AIM: Your task is to extract every line from the material below exactly.

DATA SUPPLIED:
* Begin *

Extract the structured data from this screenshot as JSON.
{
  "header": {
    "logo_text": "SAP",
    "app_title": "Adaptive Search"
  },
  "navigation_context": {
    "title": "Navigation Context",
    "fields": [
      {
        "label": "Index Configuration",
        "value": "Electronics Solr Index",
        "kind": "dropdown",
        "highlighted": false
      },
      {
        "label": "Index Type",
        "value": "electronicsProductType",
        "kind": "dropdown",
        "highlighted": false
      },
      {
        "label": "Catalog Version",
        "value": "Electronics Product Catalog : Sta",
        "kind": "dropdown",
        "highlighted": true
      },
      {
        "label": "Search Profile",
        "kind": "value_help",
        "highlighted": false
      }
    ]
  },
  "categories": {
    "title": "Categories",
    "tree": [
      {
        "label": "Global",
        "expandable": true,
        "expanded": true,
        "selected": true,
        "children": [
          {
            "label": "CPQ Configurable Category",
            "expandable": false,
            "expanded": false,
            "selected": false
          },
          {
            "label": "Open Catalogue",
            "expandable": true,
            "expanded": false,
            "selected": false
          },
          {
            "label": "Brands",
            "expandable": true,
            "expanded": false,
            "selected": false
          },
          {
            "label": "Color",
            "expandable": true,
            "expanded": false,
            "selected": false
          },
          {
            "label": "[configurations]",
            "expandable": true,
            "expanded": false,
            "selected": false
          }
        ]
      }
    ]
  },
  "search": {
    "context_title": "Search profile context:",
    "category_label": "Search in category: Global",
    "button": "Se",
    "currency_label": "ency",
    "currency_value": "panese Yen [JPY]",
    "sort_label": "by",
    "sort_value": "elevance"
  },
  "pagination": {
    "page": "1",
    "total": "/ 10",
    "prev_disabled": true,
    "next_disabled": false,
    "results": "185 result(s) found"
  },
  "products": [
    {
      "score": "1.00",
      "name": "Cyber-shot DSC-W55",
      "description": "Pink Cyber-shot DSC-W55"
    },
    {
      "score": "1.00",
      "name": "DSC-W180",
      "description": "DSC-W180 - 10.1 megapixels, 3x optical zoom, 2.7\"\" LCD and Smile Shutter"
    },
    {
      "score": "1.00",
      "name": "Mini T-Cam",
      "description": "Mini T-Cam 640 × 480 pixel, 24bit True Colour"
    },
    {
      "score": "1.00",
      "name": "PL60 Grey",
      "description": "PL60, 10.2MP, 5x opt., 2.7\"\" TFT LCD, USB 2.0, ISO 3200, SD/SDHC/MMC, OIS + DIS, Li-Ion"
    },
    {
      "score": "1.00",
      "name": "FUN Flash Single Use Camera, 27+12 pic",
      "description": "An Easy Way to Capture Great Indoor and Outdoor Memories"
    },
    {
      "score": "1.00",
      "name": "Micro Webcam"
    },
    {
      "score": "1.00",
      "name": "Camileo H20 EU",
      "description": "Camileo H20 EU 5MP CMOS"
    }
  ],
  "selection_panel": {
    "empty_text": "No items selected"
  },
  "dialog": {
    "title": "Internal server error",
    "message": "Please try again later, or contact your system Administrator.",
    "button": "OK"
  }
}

* End *

EXERCISE RESULT:
Extract the structured data from this screenshot as JSON.
{
  "header": {
    "logo_text": "SAP",
    "app_title": "Adaptive Search"
  },
  "navigation_context": {
    "title": "Navigation Context",
    "fields": [
      {
        "label": "Index Configuration",
        "value": "Electronics Solr Index",
        "kind": "dropdown",
        "highlighted": false
      },
      {
        "label": "Index Type",
        "value": "electronicsProductType",
        "kind": "dropdown",
        "highlighted": false
      },
      {
        "label": "Catalog Version",
        "value": "Electronics Product Catalog : Sta",
        "kind": "dropdown",
        "highlighted": true
      },
      {
        "label": "Search Profile",
        "kind": "value_help",
        "highlighted": false
      }
    ]
  },
  "categories": {
    "title": "Categories",
    "tree": [
      {
        "label": "Global",
        "expandable": true,
        "expanded": true,
        "selected": true,
        "children": [
          {
            "label": "CPQ Configurable Category",
            "expandable": false,
            "expanded": false,
            "selected": false
          },
          {
            "label": "Open Catalogue",
            "expandable": true,
            "expanded": false,
            "selected": false
          },
          {
            "label": "Brands",
            "expandable": true,
            "expanded": false,
            "selected": false
          },
          {
            "label": "Color",
            "expandable": true,
            "expanded": false,
            "selected": false
          },
          {
            "label": "[configurations]",
            "expandable": true,
            "expanded": false,
            "selected": false
          }
        ]
      }
    ]
  },
  "search": {
    "context_title": "Search profile context:",
    "category_label": "Search in category: Global",
    "button": "Se",
    "currency_label": "ency",
    "currency_value": "panese Yen [JPY]",
    "sort_label": "by",
    "sort_value": "elevance"
  },
  "pagination": {
    "page": "1",
    "total": "/ 10",
    "prev_disabled": true,
    "next_disabled": false,
    "results": "185 result(s) found"
  },
  "products": [
    {
      "score": "1.00",
      "name": "Cyber-shot DSC-W55",
      "description": "Pink Cyber-shot DSC-W55"
    },
    {
      "score": "1.00",
      "name": "DSC-W180",
      "description": "DSC-W180 - 10.1 megapixels, 3x optical zoom, 2.7\"\" LCD and Smile Shutter"
    },
    {
      "score": "1.00",
      "name": "Mini T-Cam",
      "description": "Mini T-Cam 640 × 480 pixel, 24bit True Colour"
    },
    {
      "score": "1.00",
      "name": "PL60 Grey",
      "description": "PL60, 10.2MP, 5x opt., 2.7\"\" TFT LCD, USB 2.0, ISO 3200, SD/SDHC/MMC, OIS + DIS, Li-Ion"
    },
    {
      "score": "1.00",
      "name": "FUN Flash Single Use Camera, 27+12 pic",
      "description": "An Easy Way to Capture Great Indoor and Outdoor Memories"
    },
    {
      "score": "1.00",
      "name": "Micro Webcam"
    },
    {
      "score": "1.00",
      "name": "Camileo H20 EU",
      "description": "Camileo H20 EU 5MP CMOS"
    }
  ],
  "selection_panel": {
    "empty_text": "No items selected"
  },
  "dialog": {
    "title": "Internal server error",
    "message": "Please try again later, or contact your system Administrator.",
    "button": "OK"
  }
}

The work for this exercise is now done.